* **AIM**
In your copy, repeat the records exactly and leave out the pictures.

* **Entries from a visual dataset**
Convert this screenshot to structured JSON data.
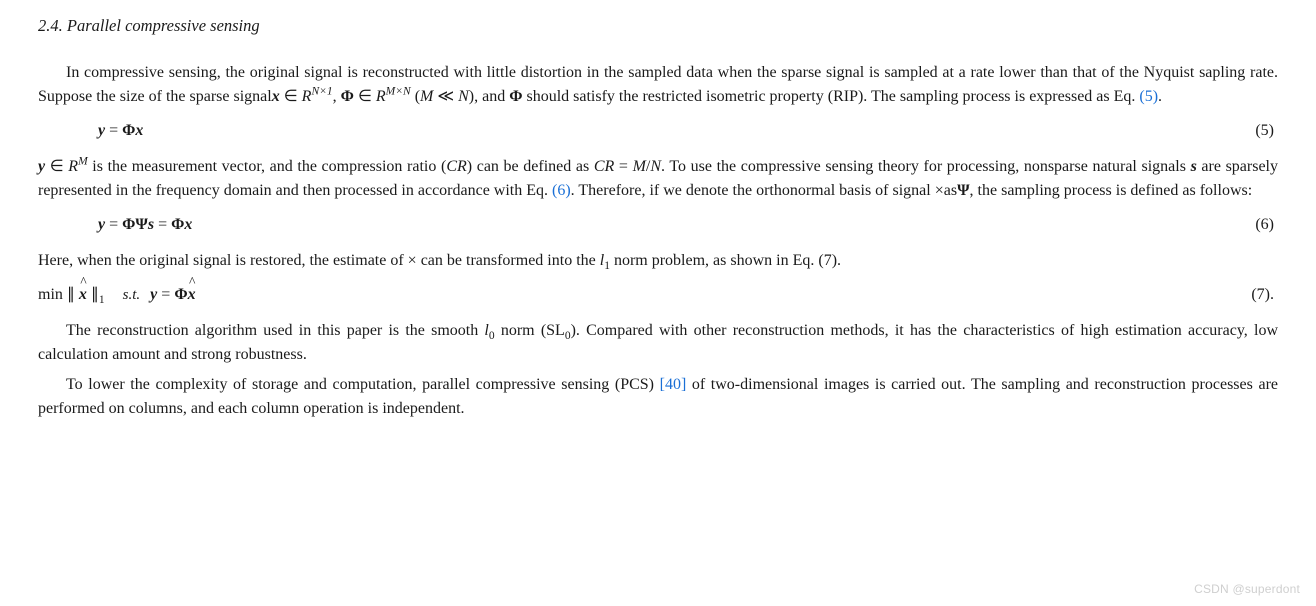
{
  "heading": "2.4. Parallel compressive sensing",
  "p1_a": "In compressive sensing, the original signal is reconstructed with little distortion in the sampled data when the sparse signal is sampled at a rate lower than that of the Nyquist sapling rate. Suppose the size of the sparse signal",
  "x": "x",
  "in": " ∈ ",
  "R": "R",
  "sup_Nx1": "N×1",
  "comma_sp": ", ",
  "Phi": "Φ",
  "sup_MxN": "M×N",
  "p1_b": " (",
  "M": "M",
  "much_less": " ≪ ",
  "N": "N",
  "p1_c": "), and ",
  "p1_d": " should satisfy the restricted isometric property (RIP). The sampling process is expressed as Eq. ",
  "ref5": "(5)",
  "dot": ".",
  "eq5": {
    "y": "y",
    "eq": " = ",
    "Phi": "Φ",
    "x": "x",
    "num": "(5)"
  },
  "p2_a_y": "y",
  "p2_a_in": " ∈ ",
  "p2_a_R": "R",
  "p2_a_supM": "M",
  "p2_b": " is the measurement vector, and the compression ratio (",
  "CR": "CR",
  "p2_c": ") can be defined as ",
  "p2_eq": " = ",
  "slash": "/",
  "p2_d": ". To use the compressive sensing theory for processing, nonsparse natural signals ",
  "s": "s",
  "p2_e": " are sparsely represented in the frequency domain and then processed in accordance with Eq. ",
  "ref6": "(6)",
  "p2_f": ". Therefore, if we denote the orthonormal basis of signal ×as",
  "Psi": "Ψ",
  "p2_g": ", the sampling process is defined as follows:",
  "eq6": {
    "y": "y",
    "eq": " = ",
    "Phi": "Φ",
    "Psi": "Ψ",
    "s": "s",
    "eq2": " = ",
    "Phi2": "Φ",
    "x": "x",
    "num": "(6)"
  },
  "p3_a": "Here, when the original signal is restored, the estimate of × can be transformed into the ",
  "l": "l",
  "sub1": "1",
  "p3_b": " norm problem, as shown in Eq. (7).",
  "eq7": {
    "min": "min",
    "open": " ∥ ",
    "x": "x",
    "close": " ∥",
    "sub1": "1",
    "st": "s.t.",
    "y": "y",
    "eq": " = ",
    "Phi": "Φ",
    "xhat": "x",
    "num": "(7)."
  },
  "p4_a": "The reconstruction algorithm used in this paper is the smooth ",
  "sub0": "0",
  "p4_b": " norm (SL",
  "p4_c": "). Compared with other reconstruction methods, it has the characteristics of high estimation accuracy, low calculation amount and strong robustness.",
  "p5_a": "To lower the complexity of storage and computation, parallel compressive sensing (PCS) ",
  "ref40": "[40]",
  "p5_b": " of two-dimensional images is carried out. The sampling and reconstruction processes are performed on columns, and each column operation is independent.",
  "watermark": "CSDN @superdont"
}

* **RESPONSE BELOW**
Convert this screenshot to structured JSON data.
{
  "heading": "2.4. Parallel compressive sensing",
  "p1_a": "In compressive sensing, the original signal is reconstructed with little distortion in the sampled data when the sparse signal is sampled at a rate lower than that of the Nyquist sapling rate. Suppose the size of the sparse signal",
  "x": "x",
  "in": " ∈ ",
  "R": "R",
  "sup_Nx1": "N×1",
  "comma_sp": ", ",
  "Phi": "Φ",
  "sup_MxN": "M×N",
  "p1_b": " (",
  "M": "M",
  "much_less": " ≪ ",
  "N": "N",
  "p1_c": "), and ",
  "p1_d": " should satisfy the restricted isometric property (RIP). The sampling process is expressed as Eq. ",
  "ref5": "(5)",
  "dot": ".",
  "eq5": {
    "y": "y",
    "eq": " = ",
    "Phi": "Φ",
    "x": "x",
    "num": "(5)"
  },
  "p2_a_y": "y",
  "p2_a_in": " ∈ ",
  "p2_a_R": "R",
  "p2_a_supM": "M",
  "p2_b": " is the measurement vector, and the compression ratio (",
  "CR": "CR",
  "p2_c": ") can be defined as ",
  "p2_eq": " = ",
  "slash": "/",
  "p2_d": ". To use the compressive sensing theory for processing, nonsparse natural signals ",
  "s": "s",
  "p2_e": " are sparsely represented in the frequency domain and then processed in accordance with Eq. ",
  "ref6": "(6)",
  "p2_f": ". Therefore, if we denote the orthonormal basis of signal ×as",
  "Psi": "Ψ",
  "p2_g": ", the sampling process is defined as follows:",
  "eq6": {
    "y": "y",
    "eq": " = ",
    "Phi": "Φ",
    "Psi": "Ψ",
    "s": "s",
    "eq2": " = ",
    "Phi2": "Φ",
    "x": "x",
    "num": "(6)"
  },
  "p3_a": "Here, when the original signal is restored, the estimate of × can be transformed into the ",
  "l": "l",
  "sub1": "1",
  "p3_b": " norm problem, as shown in Eq. (7).",
  "eq7": {
    "min": "min",
    "open": " ∥ ",
    "x": "x",
    "close": " ∥",
    "sub1": "1",
    "st": "s.t.",
    "y": "y",
    "eq": " = ",
    "Phi": "Φ",
    "xhat": "x",
    "num": "(7)."
  },
  "p4_a": "The reconstruction algorithm used in this paper is the smooth ",
  "sub0": "0",
  "p4_b": " norm (SL",
  "p4_c": "). Compared with other reconstruction methods, it has the characteristics of high estimation accuracy, low calculation amount and strong robustness.",
  "p5_a": "To lower the complexity of storage and computation, parallel compressive sensing (PCS) ",
  "ref40": "[40]",
  "p5_b": " of two-dimensional images is carried out. The sampling and reconstruction processes are performed on columns, and each column operation is independent.",
  "watermark": "CSDN @superdont"
}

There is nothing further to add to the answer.